**THE REQUEST**
Scan the lines below for the string "ylabel" and report how many lines contain it, giving only the number.

Data tied to figure images
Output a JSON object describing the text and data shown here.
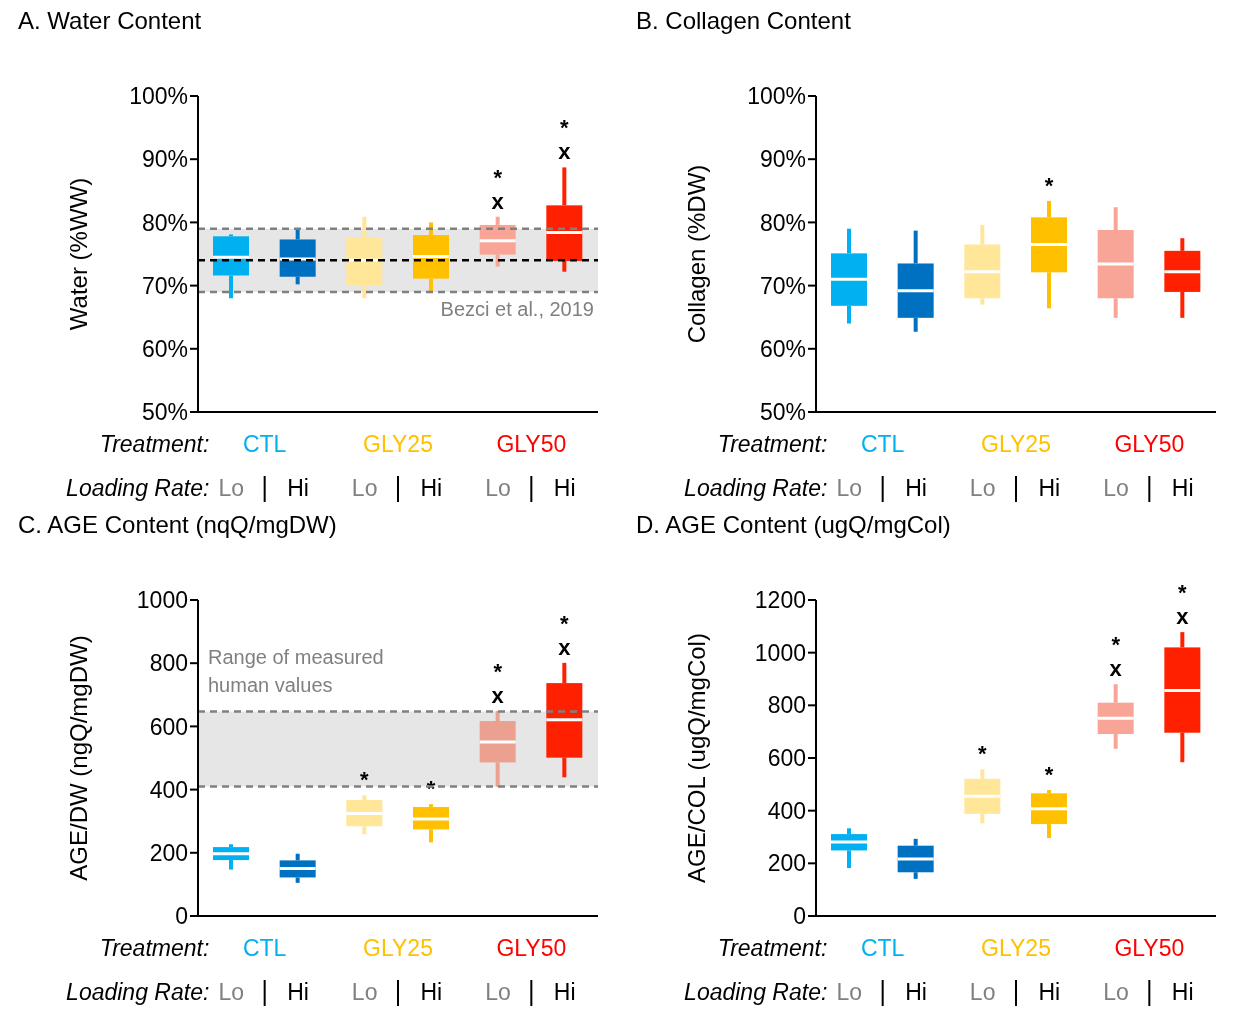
{
  "chart_data": [
    {
      "type": "box",
      "title": "A. Water Content",
      "ylabel": "Water (%WW)",
      "categories": [
        "Lo",
        "Hi",
        "Lo",
        "Hi",
        "Lo",
        "Hi"
      ],
      "ylim": [
        50,
        100
      ],
      "yticks": [
        {
          "value": 50,
          "label": "50%"
        },
        {
          "value": 60,
          "label": "60%"
        },
        {
          "value": 70,
          "label": "70%"
        },
        {
          "value": 80,
          "label": "80%"
        },
        {
          "value": 90,
          "label": "90%"
        },
        {
          "value": 100,
          "label": "100%"
        }
      ],
      "annotations": [
        "Treatment:",
        "Loading Rate:"
      ],
      "bands": [
        {
          "axis": "y",
          "from": 69,
          "to": 79,
          "label": "Bezci et al., 2019",
          "color": "#e6e6e6"
        }
      ],
      "ref_lines": [
        {
          "axis": "y",
          "value": 74,
          "color": "#000000",
          "line_style": "dashed"
        },
        {
          "axis": "y",
          "value": 69,
          "color": "#808080",
          "line_style": "dashed"
        },
        {
          "axis": "y",
          "value": 79,
          "color": "#808080",
          "line_style": "dashed"
        }
      ],
      "series": [
        {
          "name": "CTL",
          "color": "#00b0f0",
          "colors": [
            "#00b0f0",
            "#0070c0",
            null,
            null,
            null,
            null
          ],
          "boxes": [
            {
              "low": 68.0,
              "q1": 71.6,
              "median": 74.5,
              "q3": 77.8,
              "high": 78.1
            },
            {
              "low": 70.2,
              "q1": 71.4,
              "median": 74.2,
              "q3": 77.3,
              "high": 79.0
            },
            null,
            null,
            null,
            null
          ],
          "value_labels": [
            null,
            null,
            null,
            null,
            null,
            null
          ]
        },
        {
          "name": "GLY25",
          "color": "#ffc000",
          "colors": [
            null,
            null,
            "#ffe699",
            "#ffc000",
            null,
            null
          ],
          "boxes": [
            null,
            null,
            {
              "low": 68.0,
              "q1": 70.1,
              "median": 74.0,
              "q3": 77.6,
              "high": 80.9
            },
            {
              "low": 68.9,
              "q1": 71.1,
              "median": 74.6,
              "q3": 78.0,
              "high": 80.0
            },
            null,
            null
          ],
          "value_labels": [
            null,
            null,
            null,
            null,
            null,
            null
          ]
        },
        {
          "name": "GLY50",
          "color": "#ff0000",
          "colors": [
            null,
            null,
            null,
            null,
            "#f8a496",
            "#ff2000"
          ],
          "boxes": [
            null,
            null,
            null,
            null,
            {
              "low": 73.0,
              "q1": 74.9,
              "median": 77.1,
              "q3": 79.6,
              "high": 80.9
            },
            {
              "low": 72.2,
              "q1": 73.9,
              "median": 78.4,
              "q3": 82.7,
              "high": 88.7
            }
          ],
          "value_labels": [
            null,
            null,
            null,
            null,
            "*\nx",
            "*\nx"
          ]
        }
      ]
    },
    {
      "type": "box",
      "title": "B. Collagen Content",
      "ylabel": "Collagen (%DW)",
      "categories": [
        "Lo",
        "Hi",
        "Lo",
        "Hi",
        "Lo",
        "Hi"
      ],
      "ylim": [
        50,
        100
      ],
      "yticks": [
        {
          "value": 50,
          "label": "50%"
        },
        {
          "value": 60,
          "label": "60%"
        },
        {
          "value": 70,
          "label": "70%"
        },
        {
          "value": 80,
          "label": "80%"
        },
        {
          "value": 90,
          "label": "90%"
        },
        {
          "value": 100,
          "label": "100%"
        }
      ],
      "annotations": [
        "Treatment:",
        "Loading Rate:"
      ],
      "series": [
        {
          "name": "CTL",
          "color": "#00b0f0",
          "colors": [
            "#00b0f0",
            "#0070c0",
            null,
            null,
            null,
            null
          ],
          "boxes": [
            {
              "low": 64.0,
              "q1": 66.8,
              "median": 71.0,
              "q3": 75.1,
              "high": 79.0
            },
            {
              "low": 62.7,
              "q1": 64.9,
              "median": 69.2,
              "q3": 73.5,
              "high": 78.7
            },
            null,
            null,
            null,
            null
          ],
          "value_labels": [
            null,
            null,
            null,
            null,
            null,
            null
          ]
        },
        {
          "name": "GLY25",
          "color": "#ffc000",
          "colors": [
            null,
            null,
            "#ffe699",
            "#ffc000",
            null,
            null
          ],
          "boxes": [
            null,
            null,
            {
              "low": 67.0,
              "q1": 68.0,
              "median": 72.2,
              "q3": 76.5,
              "high": 79.6
            },
            {
              "low": 66.4,
              "q1": 72.1,
              "median": 76.5,
              "q3": 80.8,
              "high": 83.4
            },
            null,
            null
          ],
          "value_labels": [
            null,
            null,
            null,
            "*",
            null,
            null
          ]
        },
        {
          "name": "GLY50",
          "color": "#ff0000",
          "colors": [
            null,
            null,
            null,
            null,
            "#f8a496",
            "#ff2000"
          ],
          "boxes": [
            null,
            null,
            null,
            null,
            {
              "low": 64.9,
              "q1": 68.0,
              "median": 73.4,
              "q3": 78.8,
              "high": 82.4
            },
            {
              "low": 64.9,
              "q1": 69.0,
              "median": 72.2,
              "q3": 75.5,
              "high": 77.5
            }
          ],
          "value_labels": [
            null,
            null,
            null,
            null,
            null,
            null
          ]
        }
      ]
    },
    {
      "type": "box",
      "title": "C. AGE Content (nqQ/mgDW)",
      "ylabel": "AGE/DW (ngQ/mgDW)",
      "categories": [
        "Lo",
        "Hi",
        "Lo",
        "Hi",
        "Lo",
        "Hi"
      ],
      "ylim": [
        0,
        1000
      ],
      "yticks": [
        0,
        200,
        400,
        600,
        800,
        1000
      ],
      "annotations": [
        "Treatment:",
        "Loading Rate:"
      ],
      "bands": [
        {
          "axis": "y",
          "from": 410,
          "to": 647,
          "label": "Range of measured human values",
          "color": "#e6e6e6"
        }
      ],
      "ref_lines": [
        {
          "axis": "y",
          "value": 410,
          "color": "#808080",
          "line_style": "dashed"
        },
        {
          "axis": "y",
          "value": 647,
          "color": "#808080",
          "line_style": "dashed"
        }
      ],
      "series": [
        {
          "name": "CTL",
          "color": "#00b0f0",
          "colors": [
            "#00b0f0",
            "#0070c0",
            null,
            null,
            null,
            null
          ],
          "boxes": [
            {
              "low": 147,
              "q1": 177,
              "median": 197,
              "q3": 218,
              "high": 227
            },
            {
              "low": 105,
              "q1": 122,
              "median": 150,
              "q3": 176,
              "high": 197
            },
            null,
            null,
            null,
            null
          ],
          "value_labels": [
            null,
            null,
            null,
            null,
            null,
            null
          ]
        },
        {
          "name": "GLY25",
          "color": "#ffc000",
          "colors": [
            null,
            null,
            "#ffe699",
            "#ffc000",
            null,
            null
          ],
          "boxes": [
            null,
            null,
            {
              "low": 259,
              "q1": 284,
              "median": 324,
              "q3": 367,
              "high": 382
            },
            {
              "low": 233,
              "q1": 274,
              "median": 307,
              "q3": 345,
              "high": 354
            },
            null,
            null
          ],
          "value_labels": [
            null,
            null,
            "*",
            "*",
            null,
            null
          ]
        },
        {
          "name": "GLY50",
          "color": "#ff0000",
          "colors": [
            null,
            null,
            null,
            null,
            "#eba090",
            "#ff2000"
          ],
          "boxes": [
            null,
            null,
            null,
            null,
            {
              "low": 409,
              "q1": 486,
              "median": 551,
              "q3": 617,
              "high": 649
            },
            {
              "low": 439,
              "q1": 501,
              "median": 621,
              "q3": 737,
              "high": 801
            }
          ],
          "value_labels": [
            null,
            null,
            null,
            null,
            "*\nx",
            "*\nx"
          ]
        }
      ]
    },
    {
      "type": "box",
      "title": "D. AGE Content (ugQ/mgCol)",
      "ylabel": "AGE/COL (ugQ/mgCol)",
      "categories": [
        "Lo",
        "Hi",
        "Lo",
        "Hi",
        "Lo",
        "Hi"
      ],
      "ylim": [
        0,
        1200
      ],
      "yticks": [
        0,
        200,
        400,
        600,
        800,
        1000,
        1200
      ],
      "annotations": [
        "Treatment:",
        "Loading Rate:"
      ],
      "series": [
        {
          "name": "CTL",
          "color": "#00b0f0",
          "colors": [
            "#00b0f0",
            "#0070c0",
            null,
            null,
            null,
            null
          ],
          "boxes": [
            {
              "low": 182,
              "q1": 249,
              "median": 281,
              "q3": 311,
              "high": 333
            },
            {
              "low": 141,
              "q1": 166,
              "median": 216,
              "q3": 267,
              "high": 293
            },
            null,
            null,
            null,
            null
          ],
          "value_labels": [
            null,
            null,
            null,
            null,
            null,
            null
          ]
        },
        {
          "name": "GLY25",
          "color": "#ffc000",
          "colors": [
            null,
            null,
            "#ffe699",
            "#ffc000",
            null,
            null
          ],
          "boxes": [
            null,
            null,
            {
              "low": 352,
              "q1": 388,
              "median": 455,
              "q3": 521,
              "high": 557
            },
            {
              "low": 296,
              "q1": 349,
              "median": 407,
              "q3": 466,
              "high": 478
            },
            null,
            null
          ],
          "value_labels": [
            null,
            null,
            "*",
            "*",
            null,
            null
          ]
        },
        {
          "name": "GLY50",
          "color": "#ff0000",
          "colors": [
            null,
            null,
            null,
            null,
            "#f8a496",
            "#ff2000"
          ],
          "boxes": [
            null,
            null,
            null,
            null,
            {
              "low": 635,
              "q1": 691,
              "median": 751,
              "q3": 810,
              "high": 880
            },
            {
              "low": 584,
              "q1": 696,
              "median": 856,
              "q3": 1020,
              "high": 1078
            }
          ],
          "value_labels": [
            null,
            null,
            null,
            null,
            "*\nx",
            "*\nx"
          ]
        }
      ]
    }
  ]
}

**TASK ANSWER**
4